- [WRITTEN EXERCISE 1]: Quote the entries verbatim, covering the stretch from their first line through the line that contains "data-point [544, 294, 551, 301]".

** START OF EXCERPT **

Sorry for the delay in my response, holiday busyness.  My comments are
in-line with response below.  Your feedback would be greatly
appreciated.

- Jeff
-----Original Message-----
From: Doug Cutting [mailto:[EMAIL PROTECTED]
Sent: Wednesday, November 16, 2005 1:30 PM
To: [email protected]
Subject: Re: Nutch WebDb storage alternatives: Revisited

Dalton, Jeffery wrote:
> To illustrate, say we want to update a database of 100 million pages,
> roughly 100 GB of data in the PageDb with a new set of 20 million
> pages (20 GB).  This should take approximately 9-10 hours (again using
> Doug's numbers below) and so you have: 20 million updates divided by
9 hours
> (9 *60 *60) = 617 updates / second.   Very good performance.  Now
let's
> try the same update on a larger database -- our aforementioned
database
> of 10 billion pages (10 terabytes).   Re-writing this database file
> takes approximately 900 hours and so you have 20 million updates in
> 900 hours = 6.17 updates / second.  This hopefully shows that as your
> database scales and your batch size remains the same that your
> performs degrades linearly in relation to the size of the database. 
> In order to achieve the same performance as the 100 million page
> database the update must be 2 billion pages (20% of the index).

I assume that update batch sizes are proportional to the database size.
 If you mostly have small constant-sized updates, then a different
datastructure might be more appropriate, like a B-tree (as used in
relational databases).  In Nutch, the prototypical use case is crawling
large web collections, which generally has update batches proportional
to the total size of the database.  In such cases this approach is
vastly superior to B-trees.

** END OF EXCERPT **
** START OF GIVEN INFORMATION **

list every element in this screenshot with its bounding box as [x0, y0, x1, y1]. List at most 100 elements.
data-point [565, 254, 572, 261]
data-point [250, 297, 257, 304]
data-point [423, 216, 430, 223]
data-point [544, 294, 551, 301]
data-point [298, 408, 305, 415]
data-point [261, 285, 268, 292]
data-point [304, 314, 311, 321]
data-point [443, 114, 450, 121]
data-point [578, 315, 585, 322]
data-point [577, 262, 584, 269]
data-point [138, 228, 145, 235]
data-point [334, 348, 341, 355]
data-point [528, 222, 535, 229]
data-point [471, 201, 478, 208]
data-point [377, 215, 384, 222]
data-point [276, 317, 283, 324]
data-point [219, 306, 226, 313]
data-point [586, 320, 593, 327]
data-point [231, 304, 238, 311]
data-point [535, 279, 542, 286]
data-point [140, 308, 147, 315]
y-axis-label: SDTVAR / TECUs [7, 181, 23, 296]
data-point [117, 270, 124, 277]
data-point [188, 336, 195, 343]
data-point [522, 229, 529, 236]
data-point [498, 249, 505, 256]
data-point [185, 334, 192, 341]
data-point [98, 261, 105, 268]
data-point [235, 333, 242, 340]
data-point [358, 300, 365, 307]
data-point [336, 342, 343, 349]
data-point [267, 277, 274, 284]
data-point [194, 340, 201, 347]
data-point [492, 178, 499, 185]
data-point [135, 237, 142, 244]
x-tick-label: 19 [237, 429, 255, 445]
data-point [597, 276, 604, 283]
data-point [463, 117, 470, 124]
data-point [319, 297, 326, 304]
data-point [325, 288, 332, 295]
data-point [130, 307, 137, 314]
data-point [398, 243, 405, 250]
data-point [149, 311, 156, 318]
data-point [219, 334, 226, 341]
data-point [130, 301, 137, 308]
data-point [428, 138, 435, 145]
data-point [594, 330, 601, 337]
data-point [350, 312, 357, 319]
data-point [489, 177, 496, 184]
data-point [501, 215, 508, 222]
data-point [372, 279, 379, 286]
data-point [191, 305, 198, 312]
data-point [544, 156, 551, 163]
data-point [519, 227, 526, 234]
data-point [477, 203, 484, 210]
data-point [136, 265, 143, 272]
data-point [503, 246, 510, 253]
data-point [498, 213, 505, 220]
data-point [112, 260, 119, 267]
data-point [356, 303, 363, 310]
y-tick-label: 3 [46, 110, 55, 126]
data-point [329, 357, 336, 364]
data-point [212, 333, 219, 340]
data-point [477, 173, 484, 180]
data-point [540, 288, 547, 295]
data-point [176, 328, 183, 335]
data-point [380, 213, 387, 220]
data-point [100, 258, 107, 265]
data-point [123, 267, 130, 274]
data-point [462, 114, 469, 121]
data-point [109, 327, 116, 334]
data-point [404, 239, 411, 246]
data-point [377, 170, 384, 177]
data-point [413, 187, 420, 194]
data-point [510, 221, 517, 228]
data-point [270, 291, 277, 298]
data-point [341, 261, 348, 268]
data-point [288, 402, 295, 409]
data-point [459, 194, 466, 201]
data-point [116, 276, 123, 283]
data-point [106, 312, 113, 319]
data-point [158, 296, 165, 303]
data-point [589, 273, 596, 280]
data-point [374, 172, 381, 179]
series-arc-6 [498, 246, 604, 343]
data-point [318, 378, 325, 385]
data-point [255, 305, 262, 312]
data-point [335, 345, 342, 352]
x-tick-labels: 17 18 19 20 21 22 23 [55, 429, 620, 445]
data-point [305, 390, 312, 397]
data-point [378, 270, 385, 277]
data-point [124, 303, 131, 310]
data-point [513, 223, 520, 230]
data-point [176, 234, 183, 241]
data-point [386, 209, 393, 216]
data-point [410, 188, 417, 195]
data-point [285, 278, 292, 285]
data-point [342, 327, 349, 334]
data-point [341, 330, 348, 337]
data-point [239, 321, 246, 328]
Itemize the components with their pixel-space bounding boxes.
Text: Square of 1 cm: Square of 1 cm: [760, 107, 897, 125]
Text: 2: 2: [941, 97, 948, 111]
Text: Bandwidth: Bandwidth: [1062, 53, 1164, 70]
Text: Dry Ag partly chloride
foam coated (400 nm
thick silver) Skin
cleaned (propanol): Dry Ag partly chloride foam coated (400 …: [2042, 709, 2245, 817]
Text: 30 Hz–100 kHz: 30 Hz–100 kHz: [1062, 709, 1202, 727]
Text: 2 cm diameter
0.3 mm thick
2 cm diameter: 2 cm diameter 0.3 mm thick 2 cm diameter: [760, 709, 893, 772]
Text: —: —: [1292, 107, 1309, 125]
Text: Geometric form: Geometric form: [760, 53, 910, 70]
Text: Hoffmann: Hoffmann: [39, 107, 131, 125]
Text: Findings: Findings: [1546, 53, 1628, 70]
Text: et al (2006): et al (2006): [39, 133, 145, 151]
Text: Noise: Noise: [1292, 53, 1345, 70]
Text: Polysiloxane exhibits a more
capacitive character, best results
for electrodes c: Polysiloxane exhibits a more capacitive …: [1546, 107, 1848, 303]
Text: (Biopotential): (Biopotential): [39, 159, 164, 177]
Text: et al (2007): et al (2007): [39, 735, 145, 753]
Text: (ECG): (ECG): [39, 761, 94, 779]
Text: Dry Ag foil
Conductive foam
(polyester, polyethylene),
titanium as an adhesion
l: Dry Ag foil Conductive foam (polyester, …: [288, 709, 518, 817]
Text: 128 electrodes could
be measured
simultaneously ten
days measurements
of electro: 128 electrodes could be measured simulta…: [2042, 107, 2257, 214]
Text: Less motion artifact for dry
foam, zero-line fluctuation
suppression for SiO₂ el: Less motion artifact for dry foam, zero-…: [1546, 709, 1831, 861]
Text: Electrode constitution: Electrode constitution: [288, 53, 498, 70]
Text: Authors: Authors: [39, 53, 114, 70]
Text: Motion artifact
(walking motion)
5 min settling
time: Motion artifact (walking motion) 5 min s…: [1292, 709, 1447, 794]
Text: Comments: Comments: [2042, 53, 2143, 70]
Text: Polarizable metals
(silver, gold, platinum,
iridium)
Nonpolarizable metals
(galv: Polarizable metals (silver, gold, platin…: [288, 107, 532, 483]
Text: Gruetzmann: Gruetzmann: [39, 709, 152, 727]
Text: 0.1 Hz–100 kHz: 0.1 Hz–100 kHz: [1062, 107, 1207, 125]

** END OF GIVEN INFORMATION **

- [WRITTEN EXERCISE 2]: Write what comes next in the email about Nutch WebDb storage alternatives, picking up after its final sentence.

- [EXERCISE RESULT 1]:
list every element in this screenshot with its bounding box as [x0, y0, x1, y1]. List at most 100 elements.
data-point [565, 254, 572, 261]
data-point [250, 297, 257, 304]
data-point [423, 216, 430, 223]
data-point [544, 294, 551, 301]

- [EXERCISE RESULT 2]:
I would propose that even in crawling large web collections that the
updates may not always be proportional to the total size of the database
if you want to keep your index fresh.   One of the goals of a web search
engine is to be an accurate representation of what is found on the web,
to maximize freshness.   Several studies have shown that the web is very
dynamic with a subset of pages changing constantly -- weekly (15%),
daily or hourly (~23%), or even more often ("The Evolution of the Web
and the Implications for an Incremental Crawler" --
http://citeseer.ist.psu.edu/419993.html and "What's new on the web? The
evolution of the Web from a Search Engine Perspective --
http://www.www2004.org/proceedings/docs/1p1.pdf).  In order to keep
dynamic pages fresh they must be crawled and indexed at a high
frequency.  In short, you have to be able to update your database often,
say on a daily basis, to keep it fresh with important dynamic pages.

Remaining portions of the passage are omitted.